"""
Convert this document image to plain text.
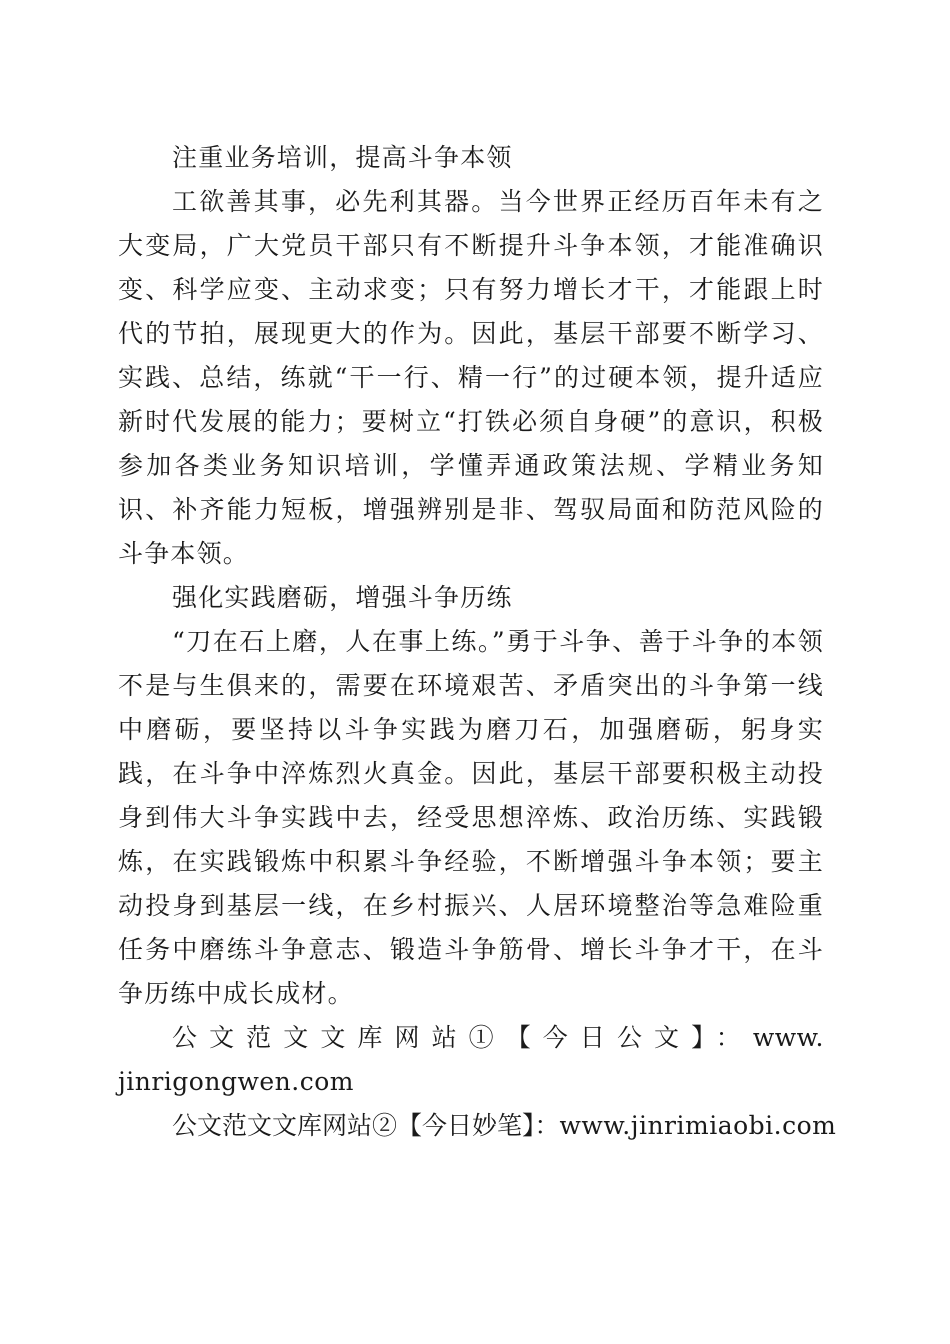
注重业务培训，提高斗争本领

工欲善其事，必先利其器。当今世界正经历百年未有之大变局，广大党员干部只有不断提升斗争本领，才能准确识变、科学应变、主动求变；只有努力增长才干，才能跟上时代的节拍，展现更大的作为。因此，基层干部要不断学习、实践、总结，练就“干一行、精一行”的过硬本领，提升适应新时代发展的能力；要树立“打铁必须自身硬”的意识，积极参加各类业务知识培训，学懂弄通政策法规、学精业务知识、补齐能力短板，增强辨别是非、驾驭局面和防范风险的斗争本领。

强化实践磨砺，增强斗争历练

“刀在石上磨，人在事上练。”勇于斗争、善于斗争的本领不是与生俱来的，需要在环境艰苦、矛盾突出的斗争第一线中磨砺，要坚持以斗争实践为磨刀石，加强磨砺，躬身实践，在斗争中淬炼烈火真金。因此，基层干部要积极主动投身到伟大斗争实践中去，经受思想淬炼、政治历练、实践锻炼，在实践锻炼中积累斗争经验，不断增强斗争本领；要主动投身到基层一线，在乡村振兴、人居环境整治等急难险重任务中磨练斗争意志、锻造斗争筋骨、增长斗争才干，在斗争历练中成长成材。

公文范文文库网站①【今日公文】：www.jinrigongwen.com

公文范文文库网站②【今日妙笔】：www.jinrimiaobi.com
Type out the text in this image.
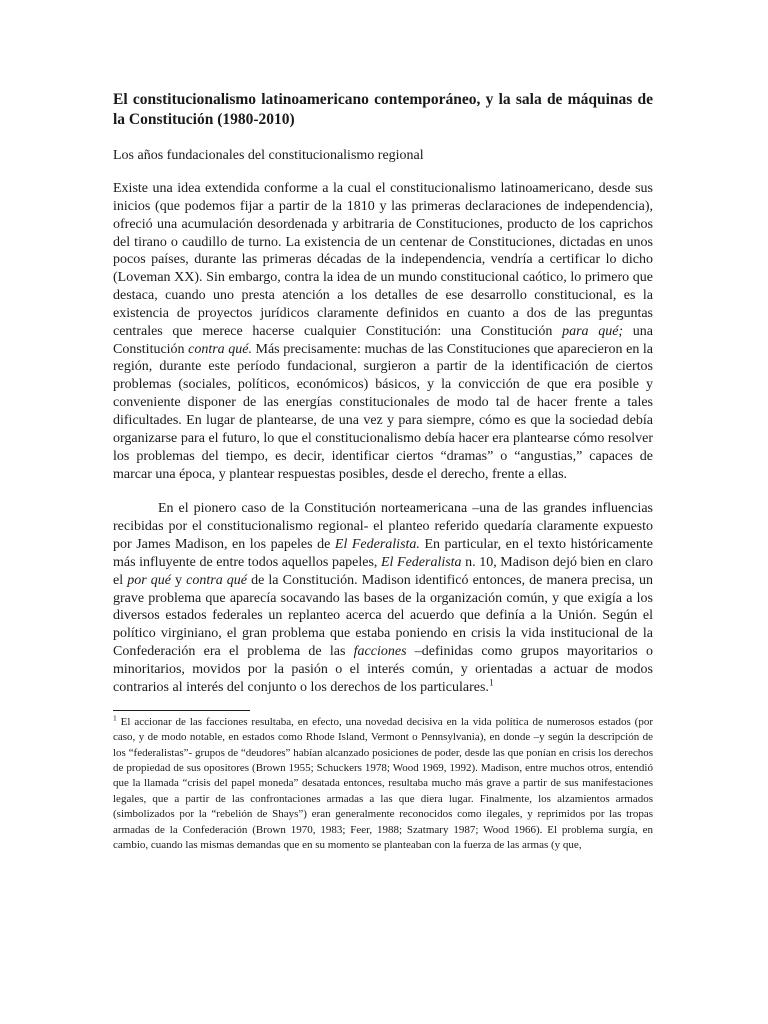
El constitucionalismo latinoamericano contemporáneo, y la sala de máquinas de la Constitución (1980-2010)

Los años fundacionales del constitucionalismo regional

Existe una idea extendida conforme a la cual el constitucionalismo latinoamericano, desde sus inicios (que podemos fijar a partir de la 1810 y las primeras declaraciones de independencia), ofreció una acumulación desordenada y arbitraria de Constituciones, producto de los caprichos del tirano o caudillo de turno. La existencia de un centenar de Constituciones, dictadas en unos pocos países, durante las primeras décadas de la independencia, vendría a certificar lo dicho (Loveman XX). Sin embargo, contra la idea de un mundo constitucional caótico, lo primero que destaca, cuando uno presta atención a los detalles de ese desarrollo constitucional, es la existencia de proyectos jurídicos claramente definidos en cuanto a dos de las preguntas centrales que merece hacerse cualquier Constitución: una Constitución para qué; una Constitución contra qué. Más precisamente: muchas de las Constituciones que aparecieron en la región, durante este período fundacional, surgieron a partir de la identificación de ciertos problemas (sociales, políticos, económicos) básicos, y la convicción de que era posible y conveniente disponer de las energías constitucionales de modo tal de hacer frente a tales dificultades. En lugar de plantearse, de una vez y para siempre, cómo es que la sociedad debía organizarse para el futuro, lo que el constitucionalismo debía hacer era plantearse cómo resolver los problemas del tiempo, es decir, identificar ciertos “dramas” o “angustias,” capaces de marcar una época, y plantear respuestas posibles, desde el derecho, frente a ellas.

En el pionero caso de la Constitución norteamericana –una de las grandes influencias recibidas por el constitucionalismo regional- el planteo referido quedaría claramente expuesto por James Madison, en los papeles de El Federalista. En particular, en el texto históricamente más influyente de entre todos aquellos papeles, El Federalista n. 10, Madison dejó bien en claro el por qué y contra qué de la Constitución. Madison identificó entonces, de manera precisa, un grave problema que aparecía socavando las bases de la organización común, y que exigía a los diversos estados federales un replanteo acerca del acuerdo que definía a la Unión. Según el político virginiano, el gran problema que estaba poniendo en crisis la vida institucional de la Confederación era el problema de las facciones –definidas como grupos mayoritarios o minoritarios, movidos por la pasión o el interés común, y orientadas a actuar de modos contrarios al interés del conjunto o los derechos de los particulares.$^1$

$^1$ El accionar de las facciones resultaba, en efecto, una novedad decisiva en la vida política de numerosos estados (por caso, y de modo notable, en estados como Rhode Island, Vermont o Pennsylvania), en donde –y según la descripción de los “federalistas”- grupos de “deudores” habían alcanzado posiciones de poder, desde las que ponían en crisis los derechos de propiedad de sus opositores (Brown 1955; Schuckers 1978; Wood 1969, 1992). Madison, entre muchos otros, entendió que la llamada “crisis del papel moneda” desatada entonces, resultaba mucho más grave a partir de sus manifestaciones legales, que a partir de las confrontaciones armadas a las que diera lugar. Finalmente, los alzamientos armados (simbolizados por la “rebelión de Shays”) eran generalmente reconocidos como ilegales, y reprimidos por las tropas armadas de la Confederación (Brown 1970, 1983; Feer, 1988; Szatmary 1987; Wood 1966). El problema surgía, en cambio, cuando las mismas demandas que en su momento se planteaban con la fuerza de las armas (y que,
"""
"""
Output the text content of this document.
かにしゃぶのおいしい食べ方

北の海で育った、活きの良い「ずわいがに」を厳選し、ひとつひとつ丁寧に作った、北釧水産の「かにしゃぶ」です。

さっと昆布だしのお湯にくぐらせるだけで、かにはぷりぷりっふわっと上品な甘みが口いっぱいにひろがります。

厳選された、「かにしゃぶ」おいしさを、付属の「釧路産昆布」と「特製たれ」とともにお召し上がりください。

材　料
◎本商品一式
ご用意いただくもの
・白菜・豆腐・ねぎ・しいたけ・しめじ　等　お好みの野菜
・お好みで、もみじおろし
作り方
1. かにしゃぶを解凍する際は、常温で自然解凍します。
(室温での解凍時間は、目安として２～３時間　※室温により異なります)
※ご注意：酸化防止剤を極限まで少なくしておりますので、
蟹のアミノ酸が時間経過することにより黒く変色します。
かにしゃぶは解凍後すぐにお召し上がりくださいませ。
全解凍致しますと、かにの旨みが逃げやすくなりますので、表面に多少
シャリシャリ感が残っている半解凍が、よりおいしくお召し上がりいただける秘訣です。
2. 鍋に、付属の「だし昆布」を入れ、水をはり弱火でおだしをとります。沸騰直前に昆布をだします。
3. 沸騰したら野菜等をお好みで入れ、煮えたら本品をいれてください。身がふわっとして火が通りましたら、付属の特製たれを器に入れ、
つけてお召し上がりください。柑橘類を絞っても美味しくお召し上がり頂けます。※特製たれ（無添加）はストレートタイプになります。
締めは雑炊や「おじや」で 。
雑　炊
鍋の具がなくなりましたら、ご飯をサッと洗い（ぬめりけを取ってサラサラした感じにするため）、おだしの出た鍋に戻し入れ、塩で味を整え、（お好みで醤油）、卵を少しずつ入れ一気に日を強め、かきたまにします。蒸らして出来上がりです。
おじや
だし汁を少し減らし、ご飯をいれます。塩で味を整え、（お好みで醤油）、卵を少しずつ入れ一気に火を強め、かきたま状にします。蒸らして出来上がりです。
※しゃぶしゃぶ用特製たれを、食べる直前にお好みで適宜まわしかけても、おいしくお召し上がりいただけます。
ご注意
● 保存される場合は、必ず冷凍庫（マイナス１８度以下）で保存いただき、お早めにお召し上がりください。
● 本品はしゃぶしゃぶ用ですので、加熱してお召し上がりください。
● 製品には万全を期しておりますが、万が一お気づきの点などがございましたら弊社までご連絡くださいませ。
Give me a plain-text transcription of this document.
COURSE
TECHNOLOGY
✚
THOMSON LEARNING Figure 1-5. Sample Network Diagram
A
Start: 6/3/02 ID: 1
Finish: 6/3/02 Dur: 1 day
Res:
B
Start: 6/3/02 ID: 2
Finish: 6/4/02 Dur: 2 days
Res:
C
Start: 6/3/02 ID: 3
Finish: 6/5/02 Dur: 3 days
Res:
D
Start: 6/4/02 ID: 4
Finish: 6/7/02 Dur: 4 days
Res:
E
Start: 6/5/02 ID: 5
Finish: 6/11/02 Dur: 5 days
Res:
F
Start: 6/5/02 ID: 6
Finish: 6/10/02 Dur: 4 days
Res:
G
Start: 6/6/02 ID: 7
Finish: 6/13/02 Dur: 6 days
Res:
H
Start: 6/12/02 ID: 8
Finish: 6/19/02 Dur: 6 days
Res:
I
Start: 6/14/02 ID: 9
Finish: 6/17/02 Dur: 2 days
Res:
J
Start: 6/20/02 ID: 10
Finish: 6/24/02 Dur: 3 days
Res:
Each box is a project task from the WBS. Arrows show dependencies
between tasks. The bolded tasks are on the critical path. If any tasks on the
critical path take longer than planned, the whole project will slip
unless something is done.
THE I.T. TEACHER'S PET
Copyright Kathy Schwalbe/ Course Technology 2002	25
"""
"""
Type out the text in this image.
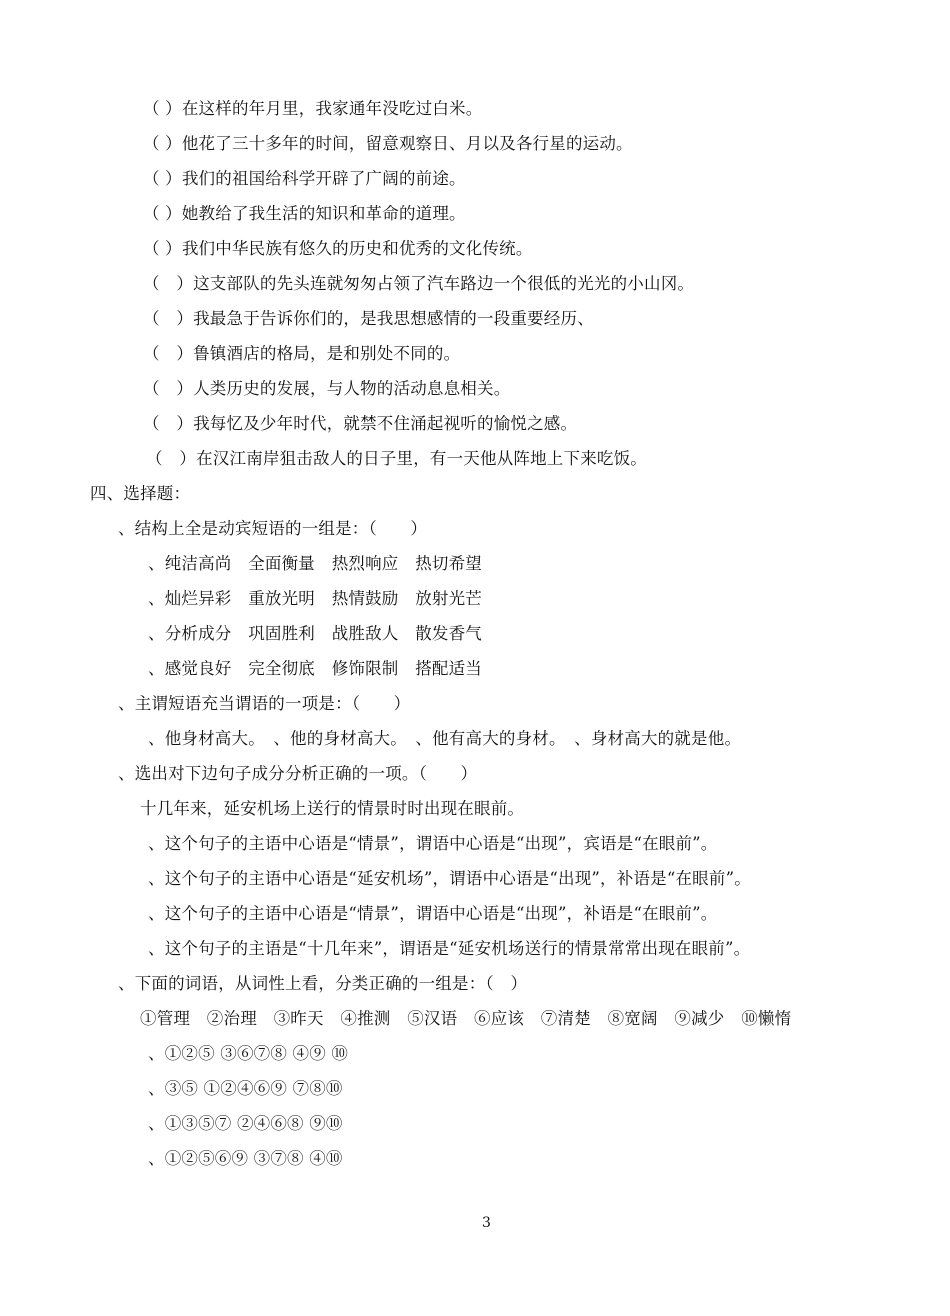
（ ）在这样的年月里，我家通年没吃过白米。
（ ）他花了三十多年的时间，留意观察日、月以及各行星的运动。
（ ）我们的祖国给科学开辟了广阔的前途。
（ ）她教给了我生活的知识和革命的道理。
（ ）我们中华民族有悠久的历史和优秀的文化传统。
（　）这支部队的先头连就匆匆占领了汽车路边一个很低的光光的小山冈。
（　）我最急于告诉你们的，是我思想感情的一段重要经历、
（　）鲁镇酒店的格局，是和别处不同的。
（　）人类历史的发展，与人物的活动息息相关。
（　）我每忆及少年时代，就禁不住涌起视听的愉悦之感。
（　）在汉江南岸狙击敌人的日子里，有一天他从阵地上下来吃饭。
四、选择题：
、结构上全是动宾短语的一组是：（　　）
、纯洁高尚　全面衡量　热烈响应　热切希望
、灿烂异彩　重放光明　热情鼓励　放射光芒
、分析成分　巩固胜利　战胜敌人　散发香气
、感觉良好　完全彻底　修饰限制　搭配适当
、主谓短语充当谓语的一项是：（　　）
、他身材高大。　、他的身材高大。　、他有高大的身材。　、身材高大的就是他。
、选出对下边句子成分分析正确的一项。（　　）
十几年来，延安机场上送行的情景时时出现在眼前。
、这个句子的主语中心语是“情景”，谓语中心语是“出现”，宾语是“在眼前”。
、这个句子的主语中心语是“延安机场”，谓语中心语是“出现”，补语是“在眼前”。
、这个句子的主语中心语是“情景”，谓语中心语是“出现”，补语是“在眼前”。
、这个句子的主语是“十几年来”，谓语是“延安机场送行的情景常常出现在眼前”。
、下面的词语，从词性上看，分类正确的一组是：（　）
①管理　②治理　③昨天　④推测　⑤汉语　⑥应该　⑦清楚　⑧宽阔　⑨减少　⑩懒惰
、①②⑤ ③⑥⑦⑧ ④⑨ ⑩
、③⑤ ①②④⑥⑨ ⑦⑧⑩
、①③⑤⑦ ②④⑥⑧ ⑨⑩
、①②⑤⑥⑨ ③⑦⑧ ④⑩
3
"""
Lines containing the word "plain" must all be returned from the material above.

Full response ->
Convert this document image to plain text.
Give me a plain-text transcription of this document.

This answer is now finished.